::: THE RECORDS :::

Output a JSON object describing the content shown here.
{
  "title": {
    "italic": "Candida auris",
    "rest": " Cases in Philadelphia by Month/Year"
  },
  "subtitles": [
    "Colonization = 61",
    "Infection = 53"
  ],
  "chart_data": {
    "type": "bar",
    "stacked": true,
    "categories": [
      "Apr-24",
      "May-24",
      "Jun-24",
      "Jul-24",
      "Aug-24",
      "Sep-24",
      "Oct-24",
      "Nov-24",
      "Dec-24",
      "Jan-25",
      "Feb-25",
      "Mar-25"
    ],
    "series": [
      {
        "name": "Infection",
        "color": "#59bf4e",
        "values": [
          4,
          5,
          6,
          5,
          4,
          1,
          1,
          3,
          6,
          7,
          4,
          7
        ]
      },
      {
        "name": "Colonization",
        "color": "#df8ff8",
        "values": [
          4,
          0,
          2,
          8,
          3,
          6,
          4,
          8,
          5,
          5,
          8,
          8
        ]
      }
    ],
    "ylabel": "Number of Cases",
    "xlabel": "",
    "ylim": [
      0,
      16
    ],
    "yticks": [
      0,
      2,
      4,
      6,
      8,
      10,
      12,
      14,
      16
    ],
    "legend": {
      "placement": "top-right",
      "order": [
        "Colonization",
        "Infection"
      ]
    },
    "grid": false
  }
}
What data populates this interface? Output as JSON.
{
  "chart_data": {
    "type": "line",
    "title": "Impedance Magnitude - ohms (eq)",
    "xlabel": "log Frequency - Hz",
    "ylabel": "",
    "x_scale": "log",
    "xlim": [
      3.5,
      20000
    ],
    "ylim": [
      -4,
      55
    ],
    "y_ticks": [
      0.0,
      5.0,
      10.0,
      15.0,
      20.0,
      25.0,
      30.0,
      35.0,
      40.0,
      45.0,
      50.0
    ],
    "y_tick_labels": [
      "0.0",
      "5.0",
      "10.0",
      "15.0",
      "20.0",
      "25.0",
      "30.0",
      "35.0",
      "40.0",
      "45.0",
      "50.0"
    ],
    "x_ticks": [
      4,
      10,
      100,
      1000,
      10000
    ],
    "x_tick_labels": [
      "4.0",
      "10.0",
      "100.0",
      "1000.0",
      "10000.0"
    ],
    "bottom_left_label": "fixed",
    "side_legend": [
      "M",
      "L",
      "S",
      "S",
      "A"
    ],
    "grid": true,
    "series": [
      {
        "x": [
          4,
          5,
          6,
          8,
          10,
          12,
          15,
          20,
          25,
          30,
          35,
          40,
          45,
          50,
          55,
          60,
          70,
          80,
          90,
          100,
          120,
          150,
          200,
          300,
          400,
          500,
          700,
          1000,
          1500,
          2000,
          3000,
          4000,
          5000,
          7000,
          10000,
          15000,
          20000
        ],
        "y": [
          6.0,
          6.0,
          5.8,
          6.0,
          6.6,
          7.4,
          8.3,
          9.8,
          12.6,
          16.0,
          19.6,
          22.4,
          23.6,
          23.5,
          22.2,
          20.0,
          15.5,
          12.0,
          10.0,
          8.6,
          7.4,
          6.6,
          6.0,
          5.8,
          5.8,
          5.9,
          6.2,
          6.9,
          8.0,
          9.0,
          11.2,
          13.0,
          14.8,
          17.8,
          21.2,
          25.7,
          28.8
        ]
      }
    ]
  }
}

:::

- _DIRECTIONS_
Repeat the material above exactly.

- _EXERCISE RESULT_
Output a JSON object describing the content shown here.
{
  "title": {
    "italic": "Candida auris",
    "rest": " Cases in Philadelphia by Month/Year"
  },
  "subtitles": [
    "Colonization = 61",
    "Infection = 53"
  ],
  "chart_data": {
    "type": "bar",
    "stacked": true,
    "categories": [
      "Apr-24",
      "May-24",
      "Jun-24",
      "Jul-24",
      "Aug-24",
      "Sep-24",
      "Oct-24",
      "Nov-24",
      "Dec-24",
      "Jan-25",
      "Feb-25",
      "Mar-25"
    ],
    "series": [
      {
        "name": "Infection",
        "color": "#59bf4e",
        "values": [
          4,
          5,
          6,
          5,
          4,
          1,
          1,
          3,
          6,
          7,
          4,
          7
        ]
      },
      {
        "name": "Colonization",
        "color": "#df8ff8",
        "values": [
          4,
          0,
          2,
          8,
          3,
          6,
          4,
          8,
          5,
          5,
          8,
          8
        ]
      }
    ],
    "ylabel": "Number of Cases",
    "xlabel": "",
    "ylim": [
      0,
      16
    ],
    "yticks": [
      0,
      2,
      4,
      6,
      8,
      10,
      12,
      14,
      16
    ],
    "legend": {
      "placement": "top-right",
      "order": [
        "Colonization",
        "Infection"
      ]
    },
    "grid": false
  }
}
What data populates this interface? Output as JSON.
{
  "chart_data": {
    "type": "line",
    "title": "Impedance Magnitude - ohms (eq)",
    "xlabel": "log Frequency - Hz",
    "ylabel": "",
    "x_scale": "log",
    "xlim": [
      3.5,
      20000
    ],
    "ylim": [
      -4,
      55
    ],
    "y_ticks": [
      0.0,
      5.0,
      10.0,
      15.0,
      20.0,
      25.0,
      30.0,
      35.0,
      40.0,
      45.0,
      50.0
    ],
    "y_tick_labels": [
      "0.0",
      "5.0",
      "10.0",
      "15.0",
      "20.0",
      "25.0",
      "30.0",
      "35.0",
      "40.0",
      "45.0",
      "50.0"
    ],
    "x_ticks": [
      4,
      10,
      100,
      1000,
      10000
    ],
    "x_tick_labels": [
      "4.0",
      "10.0",
      "100.0",
      "1000.0",
      "10000.0"
    ],
    "bottom_left_label": "fixed",
    "side_legend": [
      "M",
      "L",
      "S",
      "S",
      "A"
    ],
    "grid": true,
    "series": [
      {
        "x": [
          4,
          5,
          6,
          8,
          10,
          12,
          15,
          20,
          25,
          30,
          35,
          40,
          45,
          50,
          55,
          60,
          70,
          80,
          90,
          100,
          120,
          150,
          200,
          300,
          400,
          500,
          700,
          1000,
          1500,
          2000,
          3000,
          4000,
          5000,
          7000,
          10000,
          15000,
          20000
        ],
        "y": [
          6.0,
          6.0,
          5.8,
          6.0,
          6.6,
          7.4,
          8.3,
          9.8,
          12.6,
          16.0,
          19.6,
          22.4,
          23.6,
          23.5,
          22.2,
          20.0,
          15.5,
          12.0,
          10.0,
          8.6,
          7.4,
          6.6,
          6.0,
          5.8,
          5.8,
          5.9,
          6.2,
          6.9,
          8.0,
          9.0,
          11.2,
          13.0,
          14.8,
          17.8,
          21.2,
          25.7,
          28.8
        ]
      }
    ]
  }
}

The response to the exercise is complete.